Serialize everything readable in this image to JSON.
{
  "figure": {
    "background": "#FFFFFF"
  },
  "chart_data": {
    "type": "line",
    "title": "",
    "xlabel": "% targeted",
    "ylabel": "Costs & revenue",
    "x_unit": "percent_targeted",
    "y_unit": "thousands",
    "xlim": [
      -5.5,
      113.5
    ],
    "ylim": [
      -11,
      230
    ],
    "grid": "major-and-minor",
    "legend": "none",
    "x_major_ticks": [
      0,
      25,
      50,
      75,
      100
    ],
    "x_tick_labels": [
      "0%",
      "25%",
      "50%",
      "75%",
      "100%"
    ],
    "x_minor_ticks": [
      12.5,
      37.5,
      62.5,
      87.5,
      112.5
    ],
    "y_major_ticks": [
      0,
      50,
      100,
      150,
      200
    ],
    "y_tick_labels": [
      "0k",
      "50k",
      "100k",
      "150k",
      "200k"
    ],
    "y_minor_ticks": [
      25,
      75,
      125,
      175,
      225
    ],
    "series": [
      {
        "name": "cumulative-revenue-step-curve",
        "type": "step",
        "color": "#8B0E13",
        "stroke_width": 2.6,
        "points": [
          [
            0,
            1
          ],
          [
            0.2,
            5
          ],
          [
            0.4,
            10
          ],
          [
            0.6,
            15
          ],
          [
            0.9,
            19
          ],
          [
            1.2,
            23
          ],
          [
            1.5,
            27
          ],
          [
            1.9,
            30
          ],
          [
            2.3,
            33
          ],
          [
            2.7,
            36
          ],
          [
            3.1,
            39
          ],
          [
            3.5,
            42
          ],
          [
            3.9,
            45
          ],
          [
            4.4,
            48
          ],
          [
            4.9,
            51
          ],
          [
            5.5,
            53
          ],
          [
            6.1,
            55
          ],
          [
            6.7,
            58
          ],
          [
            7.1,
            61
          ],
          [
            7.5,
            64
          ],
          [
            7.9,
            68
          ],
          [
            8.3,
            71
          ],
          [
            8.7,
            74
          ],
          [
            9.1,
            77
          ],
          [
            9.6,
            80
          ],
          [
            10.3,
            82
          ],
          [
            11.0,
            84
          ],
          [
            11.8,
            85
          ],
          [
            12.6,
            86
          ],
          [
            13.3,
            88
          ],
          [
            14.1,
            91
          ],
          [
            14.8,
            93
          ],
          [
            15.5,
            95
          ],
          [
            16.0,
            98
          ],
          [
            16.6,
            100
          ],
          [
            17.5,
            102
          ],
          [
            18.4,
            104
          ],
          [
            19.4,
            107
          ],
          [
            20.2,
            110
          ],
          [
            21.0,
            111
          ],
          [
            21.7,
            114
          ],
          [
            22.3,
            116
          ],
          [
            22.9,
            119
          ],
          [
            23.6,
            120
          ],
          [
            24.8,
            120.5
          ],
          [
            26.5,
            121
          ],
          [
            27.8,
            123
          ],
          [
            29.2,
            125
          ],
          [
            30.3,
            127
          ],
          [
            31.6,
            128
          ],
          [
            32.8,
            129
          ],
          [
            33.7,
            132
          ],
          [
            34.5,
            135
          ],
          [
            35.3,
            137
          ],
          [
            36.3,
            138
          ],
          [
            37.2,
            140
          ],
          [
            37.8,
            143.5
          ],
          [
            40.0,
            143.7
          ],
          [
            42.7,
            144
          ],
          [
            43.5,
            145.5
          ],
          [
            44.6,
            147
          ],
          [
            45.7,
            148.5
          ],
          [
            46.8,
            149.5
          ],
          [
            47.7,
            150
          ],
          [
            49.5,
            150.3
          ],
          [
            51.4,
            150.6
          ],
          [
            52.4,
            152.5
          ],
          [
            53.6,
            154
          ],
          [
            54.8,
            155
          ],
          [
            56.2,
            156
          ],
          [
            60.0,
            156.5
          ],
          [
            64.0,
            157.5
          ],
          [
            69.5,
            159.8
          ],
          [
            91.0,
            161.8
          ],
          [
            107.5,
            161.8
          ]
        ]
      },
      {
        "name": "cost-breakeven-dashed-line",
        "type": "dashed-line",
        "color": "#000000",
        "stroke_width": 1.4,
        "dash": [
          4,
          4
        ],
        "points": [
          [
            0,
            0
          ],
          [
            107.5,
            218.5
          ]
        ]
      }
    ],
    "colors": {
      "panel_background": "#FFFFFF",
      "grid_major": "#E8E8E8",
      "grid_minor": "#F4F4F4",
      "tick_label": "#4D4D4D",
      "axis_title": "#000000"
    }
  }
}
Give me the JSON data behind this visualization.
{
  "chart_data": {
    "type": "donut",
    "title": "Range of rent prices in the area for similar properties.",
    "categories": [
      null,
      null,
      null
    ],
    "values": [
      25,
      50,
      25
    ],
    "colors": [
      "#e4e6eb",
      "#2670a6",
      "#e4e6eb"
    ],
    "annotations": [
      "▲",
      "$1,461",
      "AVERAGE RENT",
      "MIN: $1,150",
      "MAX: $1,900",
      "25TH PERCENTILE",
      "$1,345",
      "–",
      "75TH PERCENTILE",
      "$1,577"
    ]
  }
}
________________________
Pick out every line holding the string "revenue" and return it.

- [Response to this exercise]:
    "ylabel": "Costs & revenue",
        "name": "cumulative-revenue-step-curve",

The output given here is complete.